In any event, the committee does not believe that the intent of Rule 66 is to prevent judges from receiving incidental benefits, such as insurance coverage, attributable to permitted activities. The committee's conclusion in this regard is strengthened by the Rule's definition of compensation as "a thing of value paid by a person or entity to a judge." Rule 66 (emphasis added). The use of the active verb "paid", as opposed to, say, "received", indicates an intent to exclude intangible benefits or waivers. 

Moreover, Rule 65C(4)(b) specifically permits a judge or a member of the judge's family to accept "a scholarship or fellowship awarded on the same terms applied to other applicants." See IJEC Opinion No. 96-11. It appears that the tuition benefit under consideration here is routinely awarded to all faculty members at the school. The committee believes that a waiver of tuition more closely resembles a scholarship than it does compensation. Thus, the judge may receive the tuition reduction so long as it is given on the same terms as are made available to non-judges. 

The situation can also be analyzed in terms of the recipient of the benefits of the tuition waiver. Since the judge is under no legal obligation to provide his or her children with a private-school education, he or she would not be relieved of any duty with respect to his or her children by accepting a tuition waiver on their behalf, and would thus receive no direct benefit. The beneficiaries of the waiver would be his or her children, who would receive whatever advantage might flow from a parochial school education as opposed to a public education. The judge would receive no benefit from the waiver. 

The committee also believes that the amount of any tuition reduction would, at a minimum, be treated as an honorarium pursuant to Rule 66A. Since a judge may accept a cash honorarium for teaching, the judge may obviously accept a non-cash benefit for the same activity. 

Accordingly, it is the committee's opinion that the judge may apply for and accept tuition reductions for his or her children. 

Question 2 

The second question is whether the amount of a permitted tuition reduction must be applied to the limits on honoraria set by Rule 66A. The committee's primary interpretation of the Code, consistent with its analysis of "compensation", is that tuition reductions need not be considered honoraria, and therefore fall outside the limitations set by Rule 66A. The Code does not define honoraria, but it does refer to the "source of such payments". Rule 66 (emphasis added). Neither scholarships nor incidental, non-cash benefits are paid to the judge, so the committee does not think they should fall under the rubric of honoraria.

- Given entries -
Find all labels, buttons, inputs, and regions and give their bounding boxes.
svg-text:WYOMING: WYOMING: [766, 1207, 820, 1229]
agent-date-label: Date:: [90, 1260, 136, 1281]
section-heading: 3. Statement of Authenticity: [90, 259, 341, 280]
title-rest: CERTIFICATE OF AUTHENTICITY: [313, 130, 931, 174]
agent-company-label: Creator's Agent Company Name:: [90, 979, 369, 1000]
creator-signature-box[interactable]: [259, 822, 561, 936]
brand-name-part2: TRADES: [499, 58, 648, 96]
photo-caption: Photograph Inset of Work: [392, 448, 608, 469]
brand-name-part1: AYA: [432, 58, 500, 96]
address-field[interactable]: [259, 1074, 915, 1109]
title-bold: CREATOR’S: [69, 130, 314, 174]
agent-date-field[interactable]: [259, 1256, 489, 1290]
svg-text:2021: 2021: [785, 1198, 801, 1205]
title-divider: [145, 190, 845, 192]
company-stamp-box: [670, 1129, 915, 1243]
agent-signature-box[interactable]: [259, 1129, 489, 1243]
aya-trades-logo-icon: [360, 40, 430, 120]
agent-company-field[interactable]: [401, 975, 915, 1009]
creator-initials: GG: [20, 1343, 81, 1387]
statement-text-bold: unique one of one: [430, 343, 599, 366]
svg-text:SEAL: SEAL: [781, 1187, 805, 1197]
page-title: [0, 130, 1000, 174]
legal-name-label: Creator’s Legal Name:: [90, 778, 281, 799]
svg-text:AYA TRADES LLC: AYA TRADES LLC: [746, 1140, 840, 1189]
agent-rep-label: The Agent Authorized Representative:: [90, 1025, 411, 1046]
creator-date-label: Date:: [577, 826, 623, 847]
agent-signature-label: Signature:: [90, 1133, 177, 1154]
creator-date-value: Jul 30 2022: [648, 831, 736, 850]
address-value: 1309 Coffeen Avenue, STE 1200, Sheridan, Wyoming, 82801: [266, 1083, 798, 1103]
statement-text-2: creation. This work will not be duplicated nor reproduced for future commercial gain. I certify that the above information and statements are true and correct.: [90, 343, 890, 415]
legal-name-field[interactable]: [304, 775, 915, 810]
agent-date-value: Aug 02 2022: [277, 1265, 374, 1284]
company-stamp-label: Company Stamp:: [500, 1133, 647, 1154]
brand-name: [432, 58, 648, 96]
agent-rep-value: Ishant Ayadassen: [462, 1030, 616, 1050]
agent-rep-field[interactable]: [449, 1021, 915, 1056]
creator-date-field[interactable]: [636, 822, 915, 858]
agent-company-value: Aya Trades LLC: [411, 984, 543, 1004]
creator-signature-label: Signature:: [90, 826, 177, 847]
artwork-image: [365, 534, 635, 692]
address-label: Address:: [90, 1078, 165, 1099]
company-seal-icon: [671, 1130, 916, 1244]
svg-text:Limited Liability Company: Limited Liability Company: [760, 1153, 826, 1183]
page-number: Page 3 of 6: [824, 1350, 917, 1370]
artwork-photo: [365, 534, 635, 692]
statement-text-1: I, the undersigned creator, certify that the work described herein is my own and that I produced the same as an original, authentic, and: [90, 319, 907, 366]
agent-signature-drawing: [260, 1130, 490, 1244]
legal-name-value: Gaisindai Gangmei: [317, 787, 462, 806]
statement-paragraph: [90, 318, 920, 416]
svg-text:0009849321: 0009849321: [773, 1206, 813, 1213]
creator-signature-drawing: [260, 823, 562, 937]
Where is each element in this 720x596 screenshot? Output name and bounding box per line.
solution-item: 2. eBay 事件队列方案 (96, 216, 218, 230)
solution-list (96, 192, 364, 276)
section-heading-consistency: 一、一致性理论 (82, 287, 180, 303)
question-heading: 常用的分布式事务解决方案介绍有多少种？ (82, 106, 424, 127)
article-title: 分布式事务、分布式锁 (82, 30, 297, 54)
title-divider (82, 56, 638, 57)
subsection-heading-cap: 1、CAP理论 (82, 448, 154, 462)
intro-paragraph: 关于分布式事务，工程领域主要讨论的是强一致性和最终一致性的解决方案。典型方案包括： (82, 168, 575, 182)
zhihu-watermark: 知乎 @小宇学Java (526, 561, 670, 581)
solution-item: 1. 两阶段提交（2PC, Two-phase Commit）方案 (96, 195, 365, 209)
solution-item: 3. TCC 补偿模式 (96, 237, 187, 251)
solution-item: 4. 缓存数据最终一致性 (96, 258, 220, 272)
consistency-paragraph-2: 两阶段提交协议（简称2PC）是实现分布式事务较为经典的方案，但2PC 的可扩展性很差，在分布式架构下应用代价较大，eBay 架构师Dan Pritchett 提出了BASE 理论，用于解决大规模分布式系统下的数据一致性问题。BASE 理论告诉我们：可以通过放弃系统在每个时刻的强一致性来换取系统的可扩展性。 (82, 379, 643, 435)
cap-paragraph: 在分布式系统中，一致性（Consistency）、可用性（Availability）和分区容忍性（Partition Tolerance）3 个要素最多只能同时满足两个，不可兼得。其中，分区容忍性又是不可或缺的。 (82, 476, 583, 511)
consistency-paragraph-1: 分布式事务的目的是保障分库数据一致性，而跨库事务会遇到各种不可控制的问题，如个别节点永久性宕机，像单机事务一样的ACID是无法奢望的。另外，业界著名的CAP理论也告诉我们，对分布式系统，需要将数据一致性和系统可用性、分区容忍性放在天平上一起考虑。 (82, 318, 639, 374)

- What is asked -
• a. List every rule or opinion that the ethics opinion on tuition reductions cites by number.
• b. Write the next part of the ethics opinion on tuition reductions, starting after its last sentence.
The material is separate from the ethics opinion on tuition reductions.

- Answers to the exercises -
• a.
Rule 66
Rule 65C(4)(b)
IJEC Opinion No. 96-11
Rule 66A

• b.
Finally, in the event that the tuition reduction is considered an honorarium, it would be necessary to consider how it should be valued. 

It may well be difficult, if not impossible, to place an accurate actual value on a tuition waiver. A tuition waiver could be valued at the incremental cost of educating one student, at the scholarship value to a student with a similar family income, at the prorated average expense of the student to the school, etc. It may be impossible for the judge to obtain any of these valuations from the private school. This difficulty provides another reason to classify a tuition reduction as a scholarship rather than as an honorarium. 

The committee is mindful that there is no direct precedent for this opinion. Neither the Courts Commission nor the Illinois Supreme Court have had occasion to apply Rule 66 in like circumstances, and no other state has a similar provision. The judge should, of course, disclose on his or her annual Declaration of Economic Interest the full extent of his or her financial relationship to the private school. Having done that, and having complied with the terms of Rule 64 with regard to the timing of instruction and certification by a supervising judge, the judge will have done all that he or she can do to comply with Rule 66.